WISER: Which Ecosystem Service Models Best Capture the Needs of the Rural Poor?

Lead Research Organisation: Basque Centre for Climate Change
Department Name: Research

Abstract

Abstracts are not currently available in GtR for all funded research. This is normally because the abstract was not required at the time of proposal submission, but may be because it included sensitive information such as personal details.

Planned Impact

The developmental impact of this project will be to contribute to poverty alleviation for the approximately 400 million people living in poverty in sub-Saharan Africa by improving the tools available to policy makers to manage ecosystem services (ES) to improve poor livelihoods in this region. More specifically, the findings of this project will enable decision makers to: 1) best use existing ES models to inform national and regional land use/cover change policies supporting ES management and promoting equality and justice amongst the beneficiaries of these services; and 2) set priorities determining where scarce resources should be invested to improve effective management of ES.

_STORED RECORDS_:

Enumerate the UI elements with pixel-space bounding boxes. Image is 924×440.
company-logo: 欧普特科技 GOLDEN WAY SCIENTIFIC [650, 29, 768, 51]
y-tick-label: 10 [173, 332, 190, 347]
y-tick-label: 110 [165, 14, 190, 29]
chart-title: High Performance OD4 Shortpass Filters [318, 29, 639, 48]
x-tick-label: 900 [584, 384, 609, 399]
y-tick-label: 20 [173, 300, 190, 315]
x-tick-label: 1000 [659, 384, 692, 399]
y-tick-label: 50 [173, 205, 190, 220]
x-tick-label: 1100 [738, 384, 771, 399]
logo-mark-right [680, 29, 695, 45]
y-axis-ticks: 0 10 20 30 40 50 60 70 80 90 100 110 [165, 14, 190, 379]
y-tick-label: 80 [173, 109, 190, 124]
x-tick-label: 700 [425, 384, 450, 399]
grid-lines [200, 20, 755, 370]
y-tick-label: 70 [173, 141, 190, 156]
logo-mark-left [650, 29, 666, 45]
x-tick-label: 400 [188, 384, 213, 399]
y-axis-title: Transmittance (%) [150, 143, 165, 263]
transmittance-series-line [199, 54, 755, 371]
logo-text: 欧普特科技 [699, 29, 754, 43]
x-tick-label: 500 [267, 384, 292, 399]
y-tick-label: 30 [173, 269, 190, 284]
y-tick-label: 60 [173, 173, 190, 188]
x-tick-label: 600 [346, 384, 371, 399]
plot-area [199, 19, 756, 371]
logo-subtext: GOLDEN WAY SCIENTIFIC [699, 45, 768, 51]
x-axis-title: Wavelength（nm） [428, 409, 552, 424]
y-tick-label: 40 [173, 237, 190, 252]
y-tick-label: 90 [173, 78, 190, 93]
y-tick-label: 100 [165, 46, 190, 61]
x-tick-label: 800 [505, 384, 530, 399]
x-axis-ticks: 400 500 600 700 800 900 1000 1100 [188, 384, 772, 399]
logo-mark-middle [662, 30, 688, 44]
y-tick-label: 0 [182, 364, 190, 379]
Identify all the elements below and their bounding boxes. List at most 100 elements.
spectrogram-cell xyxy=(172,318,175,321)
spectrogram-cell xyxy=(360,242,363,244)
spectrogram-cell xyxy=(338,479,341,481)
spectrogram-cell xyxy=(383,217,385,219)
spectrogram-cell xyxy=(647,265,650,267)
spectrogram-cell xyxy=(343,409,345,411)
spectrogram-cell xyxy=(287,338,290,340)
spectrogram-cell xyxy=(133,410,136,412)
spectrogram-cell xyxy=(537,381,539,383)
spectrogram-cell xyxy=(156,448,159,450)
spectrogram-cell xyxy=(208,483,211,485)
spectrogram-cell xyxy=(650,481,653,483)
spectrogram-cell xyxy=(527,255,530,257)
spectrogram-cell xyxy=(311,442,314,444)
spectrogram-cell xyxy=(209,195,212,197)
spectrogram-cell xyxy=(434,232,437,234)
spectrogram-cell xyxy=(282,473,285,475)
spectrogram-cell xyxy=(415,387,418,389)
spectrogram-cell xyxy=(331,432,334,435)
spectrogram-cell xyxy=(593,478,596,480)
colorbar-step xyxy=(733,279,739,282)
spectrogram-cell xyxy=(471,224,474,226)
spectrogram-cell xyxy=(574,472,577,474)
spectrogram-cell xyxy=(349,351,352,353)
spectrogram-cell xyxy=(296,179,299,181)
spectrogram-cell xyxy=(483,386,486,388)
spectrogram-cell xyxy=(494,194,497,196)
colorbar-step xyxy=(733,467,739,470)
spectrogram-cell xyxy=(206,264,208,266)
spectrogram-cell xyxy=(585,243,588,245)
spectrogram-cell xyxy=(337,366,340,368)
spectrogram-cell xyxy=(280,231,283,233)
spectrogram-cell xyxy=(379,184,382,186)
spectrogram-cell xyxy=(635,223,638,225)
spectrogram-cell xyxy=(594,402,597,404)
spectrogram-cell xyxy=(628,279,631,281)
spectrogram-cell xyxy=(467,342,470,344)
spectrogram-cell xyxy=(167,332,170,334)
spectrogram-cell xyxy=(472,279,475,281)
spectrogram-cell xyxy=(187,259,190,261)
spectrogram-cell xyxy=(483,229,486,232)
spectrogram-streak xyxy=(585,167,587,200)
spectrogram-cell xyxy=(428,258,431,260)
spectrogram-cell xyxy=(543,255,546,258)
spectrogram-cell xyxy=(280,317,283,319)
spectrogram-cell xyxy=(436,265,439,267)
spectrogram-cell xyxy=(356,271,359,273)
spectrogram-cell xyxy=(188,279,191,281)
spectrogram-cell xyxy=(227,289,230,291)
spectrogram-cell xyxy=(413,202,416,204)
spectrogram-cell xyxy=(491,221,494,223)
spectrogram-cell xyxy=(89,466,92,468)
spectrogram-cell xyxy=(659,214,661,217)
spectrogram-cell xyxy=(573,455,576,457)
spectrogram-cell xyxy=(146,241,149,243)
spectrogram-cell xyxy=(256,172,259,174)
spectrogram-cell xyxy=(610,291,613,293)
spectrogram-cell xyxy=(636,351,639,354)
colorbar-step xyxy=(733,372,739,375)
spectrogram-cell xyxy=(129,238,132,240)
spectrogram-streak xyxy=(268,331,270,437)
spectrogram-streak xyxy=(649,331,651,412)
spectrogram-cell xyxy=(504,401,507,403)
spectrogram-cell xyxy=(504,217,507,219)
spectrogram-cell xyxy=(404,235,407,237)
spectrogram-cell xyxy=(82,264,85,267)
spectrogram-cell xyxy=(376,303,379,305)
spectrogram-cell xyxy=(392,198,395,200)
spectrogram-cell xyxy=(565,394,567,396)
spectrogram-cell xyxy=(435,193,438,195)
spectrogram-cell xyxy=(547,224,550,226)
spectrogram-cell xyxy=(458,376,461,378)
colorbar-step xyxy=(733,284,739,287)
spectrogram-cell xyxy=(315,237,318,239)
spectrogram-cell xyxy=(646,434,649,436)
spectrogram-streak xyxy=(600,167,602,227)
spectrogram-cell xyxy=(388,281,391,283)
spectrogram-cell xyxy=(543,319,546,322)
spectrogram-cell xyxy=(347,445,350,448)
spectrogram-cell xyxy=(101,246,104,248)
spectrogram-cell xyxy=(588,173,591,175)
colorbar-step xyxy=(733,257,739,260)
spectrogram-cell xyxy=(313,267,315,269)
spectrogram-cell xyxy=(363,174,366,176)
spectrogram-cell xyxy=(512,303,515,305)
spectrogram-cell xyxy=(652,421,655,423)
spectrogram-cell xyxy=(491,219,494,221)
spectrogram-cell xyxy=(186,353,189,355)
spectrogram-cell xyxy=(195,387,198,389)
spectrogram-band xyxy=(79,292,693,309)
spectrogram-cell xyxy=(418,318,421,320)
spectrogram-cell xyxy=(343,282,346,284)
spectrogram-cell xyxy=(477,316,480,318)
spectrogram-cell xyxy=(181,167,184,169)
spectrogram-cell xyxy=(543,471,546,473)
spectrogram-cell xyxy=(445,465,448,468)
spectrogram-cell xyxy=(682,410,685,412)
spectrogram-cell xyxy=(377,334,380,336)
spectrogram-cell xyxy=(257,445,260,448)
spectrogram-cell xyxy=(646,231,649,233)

_GIVEN INSTRUCTION 1_:
According to the WISER project page, about how many people living in poverty in sub-Saharan Africa is the project meant to help?
_GIVEN INSTRUCTION 2_:
From the WISER project page, quote the stretch from "WISER: Which Ecosystem" through "as personal details.".

_EXPECTED ANSWER 1_:
Approximately 400 million people.

_EXPECTED ANSWER 2_:
WISER: Which Ecosystem Service Models Best Capture the Needs of the Rural Poor?

Lead Research Organisation: Basque Centre for Climate Change
Department Name: Research

Abstract

Abstracts are not currently available in GtR for all funded research. This is normally because the abstract was not required at the time of proposal submission, but may be because it included sensitive information such as personal details.